> SHORT PROBLEM
Find all lines in the listing that include the word "Output", then copy them.

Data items
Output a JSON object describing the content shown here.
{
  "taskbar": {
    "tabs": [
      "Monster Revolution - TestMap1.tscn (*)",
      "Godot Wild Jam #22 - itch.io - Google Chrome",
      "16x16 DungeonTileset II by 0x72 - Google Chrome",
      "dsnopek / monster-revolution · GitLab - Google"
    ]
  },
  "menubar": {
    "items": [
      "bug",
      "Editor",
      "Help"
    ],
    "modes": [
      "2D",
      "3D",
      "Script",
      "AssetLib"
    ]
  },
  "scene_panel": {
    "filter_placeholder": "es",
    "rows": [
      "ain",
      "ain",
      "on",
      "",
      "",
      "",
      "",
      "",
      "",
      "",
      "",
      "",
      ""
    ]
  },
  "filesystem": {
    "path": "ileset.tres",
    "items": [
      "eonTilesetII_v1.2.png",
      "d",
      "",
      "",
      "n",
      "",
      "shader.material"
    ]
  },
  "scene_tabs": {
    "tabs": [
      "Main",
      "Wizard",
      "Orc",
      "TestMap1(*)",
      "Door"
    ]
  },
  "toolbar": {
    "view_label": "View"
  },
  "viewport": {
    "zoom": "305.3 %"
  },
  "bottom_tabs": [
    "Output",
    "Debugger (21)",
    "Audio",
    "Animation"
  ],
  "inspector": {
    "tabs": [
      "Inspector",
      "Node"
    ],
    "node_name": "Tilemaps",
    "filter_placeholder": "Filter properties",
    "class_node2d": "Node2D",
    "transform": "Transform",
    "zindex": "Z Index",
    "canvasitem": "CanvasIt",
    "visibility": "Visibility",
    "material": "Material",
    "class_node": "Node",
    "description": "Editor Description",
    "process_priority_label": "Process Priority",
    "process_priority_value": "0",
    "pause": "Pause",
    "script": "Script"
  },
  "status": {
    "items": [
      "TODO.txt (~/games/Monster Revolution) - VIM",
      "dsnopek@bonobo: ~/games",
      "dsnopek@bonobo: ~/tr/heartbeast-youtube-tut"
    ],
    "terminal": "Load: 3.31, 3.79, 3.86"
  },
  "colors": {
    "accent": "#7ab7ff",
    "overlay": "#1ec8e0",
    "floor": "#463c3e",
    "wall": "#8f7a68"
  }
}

> SOLUTION
Output a JSON object describing the content shown here.
    "Output",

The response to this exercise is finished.